(Saved entries)
╭──

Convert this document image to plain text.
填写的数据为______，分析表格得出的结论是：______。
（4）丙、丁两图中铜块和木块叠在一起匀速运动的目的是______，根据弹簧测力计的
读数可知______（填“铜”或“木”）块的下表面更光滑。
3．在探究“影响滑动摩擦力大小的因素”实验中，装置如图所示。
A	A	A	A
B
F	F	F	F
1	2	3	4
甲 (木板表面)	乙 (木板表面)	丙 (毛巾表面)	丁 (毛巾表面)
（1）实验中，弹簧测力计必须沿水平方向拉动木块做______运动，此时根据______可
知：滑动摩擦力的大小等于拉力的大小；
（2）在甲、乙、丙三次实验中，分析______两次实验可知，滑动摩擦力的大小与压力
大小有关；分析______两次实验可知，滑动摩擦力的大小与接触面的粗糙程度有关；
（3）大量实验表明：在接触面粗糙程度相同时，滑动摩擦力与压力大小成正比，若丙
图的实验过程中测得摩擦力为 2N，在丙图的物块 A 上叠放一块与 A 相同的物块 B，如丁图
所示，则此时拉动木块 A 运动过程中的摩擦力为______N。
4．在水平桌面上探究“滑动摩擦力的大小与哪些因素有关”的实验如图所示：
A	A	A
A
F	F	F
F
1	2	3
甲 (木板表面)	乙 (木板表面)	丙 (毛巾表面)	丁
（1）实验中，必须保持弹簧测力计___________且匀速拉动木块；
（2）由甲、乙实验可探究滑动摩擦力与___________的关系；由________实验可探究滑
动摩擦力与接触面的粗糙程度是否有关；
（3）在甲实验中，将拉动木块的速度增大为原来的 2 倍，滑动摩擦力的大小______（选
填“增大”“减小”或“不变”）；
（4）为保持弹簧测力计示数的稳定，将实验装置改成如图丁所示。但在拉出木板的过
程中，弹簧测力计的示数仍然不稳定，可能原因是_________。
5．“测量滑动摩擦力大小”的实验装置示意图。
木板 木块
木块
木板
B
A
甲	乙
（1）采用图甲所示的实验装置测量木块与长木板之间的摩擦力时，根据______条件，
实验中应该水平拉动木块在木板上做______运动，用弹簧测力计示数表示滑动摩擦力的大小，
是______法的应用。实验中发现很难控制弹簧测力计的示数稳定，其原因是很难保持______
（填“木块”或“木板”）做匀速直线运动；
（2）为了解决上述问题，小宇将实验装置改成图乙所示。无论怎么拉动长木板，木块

╰──

*Short problem*.
Retype all of the material above with every character intact.

*Answer to the exercise*.
Convert this document image to plain text.
填写的数据为______，分析表格得出的结论是：______。
（4）丙、丁两图中铜块和木块叠在一起匀速运动的目的是______，根据弹簧测力计的
读数可知______（填“铜”或“木”）块的下表面更光滑。
3．在探究“影响滑动摩擦力大小的因素”实验中，装置如图所示。
A	A	A	A
B
F	F	F	F
1	2	3	4
甲 (木板表面)	乙 (木板表面)	丙 (毛巾表面)	丁 (毛巾表面)
（1）实验中，弹簧测力计必须沿水平方向拉动木块做______运动，此时根据______可
知：滑动摩擦力的大小等于拉力的大小；
（2）在甲、乙、丙三次实验中，分析______两次实验可知，滑动摩擦力的大小与压力
大小有关；分析______两次实验可知，滑动摩擦力的大小与接触面的粗糙程度有关；
（3）大量实验表明：在接触面粗糙程度相同时，滑动摩擦力与压力大小成正比，若丙
图的实验过程中测得摩擦力为 2N，在丙图的物块 A 上叠放一块与 A 相同的物块 B，如丁图
所示，则此时拉动木块 A 运动过程中的摩擦力为______N。
4．在水平桌面上探究“滑动摩擦力的大小与哪些因素有关”的实验如图所示：
A	A	A
A
F	F	F
F
1	2	3
甲 (木板表面)	乙 (木板表面)	丙 (毛巾表面)	丁
（1）实验中，必须保持弹簧测力计___________且匀速拉动木块；
（2）由甲、乙实验可探究滑动摩擦力与___________的关系；由________实验可探究滑
动摩擦力与接触面的粗糙程度是否有关；
（3）在甲实验中，将拉动木块的速度增大为原来的 2 倍，滑动摩擦力的大小______（选
填“增大”“减小”或“不变”）；
（4）为保持弹簧测力计示数的稳定，将实验装置改成如图丁所示。但在拉出木板的过
程中，弹簧测力计的示数仍然不稳定，可能原因是_________。
5．“测量滑动摩擦力大小”的实验装置示意图。
木板 木块
木块
木板
B
A
甲	乙
（1）采用图甲所示的实验装置测量木块与长木板之间的摩擦力时，根据______条件，
实验中应该水平拉动木块在木板上做______运动，用弹簧测力计示数表示滑动摩擦力的大小，
是______法的应用。实验中发现很难控制弹簧测力计的示数稳定，其原因是很难保持______
（填“木块”或“木板”）做匀速直线运动；
（2）为了解决上述问题，小宇将实验装置改成图乙所示。无论怎么拉动长木板，木块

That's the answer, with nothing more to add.